In Kenya, murder is defined as causing the death of a person through an unlawful act and with malice aforethought. The only punishment for murder is the death sentence. Manslaughter, on the other hand, is defined as causing the death of a person by an unlawful act or omission, usually in the nature of culpable negligence, accompanied by an unlawful intention (Penal Code (Chapter 63 of the Laws of Kenya) sections 202 and 203). The punishment for manslaughter is applied on a sliding scale depending on the seriousness of the circumstances with a maximum of life imprisonment.

In a unanimous decision, Court of Appeal Judges R.S.C. Omolo, E.O. O’Kubasu and P.N. Waki held that though each case should be decided on its own circumstances, there was no general rule that a belief in witchcraft would avail the defence of provocation to a person accused of murder. There ought to have been evidence that the deceased performed an act of witchcraft against Patrick or another person under his immediate care and in his presence so that Patrick was angered to such an extent that he was deprived of his power of self-control and induced to assault the deceased.

Perhaps if the High Court had directed itself on these principles, it might have arrived at a different conclusion. Patrick was entitled to the benefit of this doubt. His appeal was allowed his conviction for murder was substituted with a conviction for manslaughter and a sentence of imprisonment for 18 years.

The use of assessors (jurors) from the same ethnic background as the accused
Said Kupata Mwakombe v Republic [2007] eKLR

In Kenya, the original jurisdiction to conduct trials for the offence of murder rests exclusively in the High Court. As a matter of statutory procedure, these trials are conducted with the aid of three assessors, whose role is somewhat more like that of a jury in other jurisdictions, save that their opinion is not binding on the Judge (Criminal Procedure Code (Chapter 75 of the Laws of Kenya) section 262).

In this case, the appellant had been tried before the High Court on an information charging him with the murder of his wife, Mapenzi Mukoka, contrary to sections 203 and 204 of the Penal Code.

The appellant belonged to the Giriama Community of Malindi District in the Coast Province of Kenya, a community which had stuck to its customs and traditions. However, the trial was conducted with the aid of assessors who hailed from Nyanza province. Nyanza Province is substantially removed from Coast Province both in terms of geographical distance and cultural practices. Ultimately, the High Court rejected the appellant’s defence of intoxication and provocation, convicted him sentenced him to death.

Data entries:

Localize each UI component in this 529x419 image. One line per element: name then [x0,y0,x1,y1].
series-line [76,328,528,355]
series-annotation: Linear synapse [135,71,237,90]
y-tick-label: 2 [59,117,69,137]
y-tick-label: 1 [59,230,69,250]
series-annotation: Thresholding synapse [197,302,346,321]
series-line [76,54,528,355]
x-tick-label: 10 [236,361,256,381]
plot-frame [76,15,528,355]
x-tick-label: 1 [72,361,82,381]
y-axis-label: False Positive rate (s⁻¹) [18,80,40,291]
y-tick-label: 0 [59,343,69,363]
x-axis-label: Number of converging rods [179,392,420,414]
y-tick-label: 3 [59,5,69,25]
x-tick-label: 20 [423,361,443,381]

■ Required actions:
1. Extract the portion of the passage on Kenyan homicide law starting at "In this case, the" and ending at "the Penal Code.".
2. Write a continuation of the passage on Kenyan homicide law, beginning after its final sentence.
The records are separate material and have no connection to the passage on Kenyan homicide law.

■ Answers for each item:
1.
In this case, the appellant had been tried before the High Court on an information charging him with the murder of his wife, Mapenzi Mukoka, contrary to sections 203 and 204 of the Penal Code.

2.
In their decision on the appeal delivered in mid July 2007, Court of Appeal Judges R.S.C. Omolo, E.M. Githinji and W.S. Deverell reiterated that the purpose of assesors is to ensure that as far as possible, the decisions of fact made by the Court are informed by the notions of that part of the society to which the accused person belongs. The three assessors to be selected for a particular trial, the Court remarked, should come from the same district or province as the accused persons, judicial notice being made of the fact that in Kenya a district is occupied predominately by a distinct and relatively homogenous community.

In the circumstances of this case, the Court further noted, it was only an assessor from the appellant’s community who could know the temperament of that community and guide the Court to know whether the frustrations the appellant had encountered in his efforts to ensure the return of his estranged wife were such as to deprive him of the power of self-control and to induce him to commit the assault which led to her death. As it was uncertain what the outcome of the trial would have been if it had been conducted with assessors from the appellant’s community the appellant was entitled to the benefit of the doubt. His conviction was reduced to manslaughter for which he was sentenced to imprisonment for 20 years.

The decision came at time when a law proposing to abandon the use of assessors in the criminal justice system was being considered by Kenya’s Parliament. The Statute Law (Miscellaneous Amendments) Bill, 2007 is likely to be passed into law before the beginning of 2008.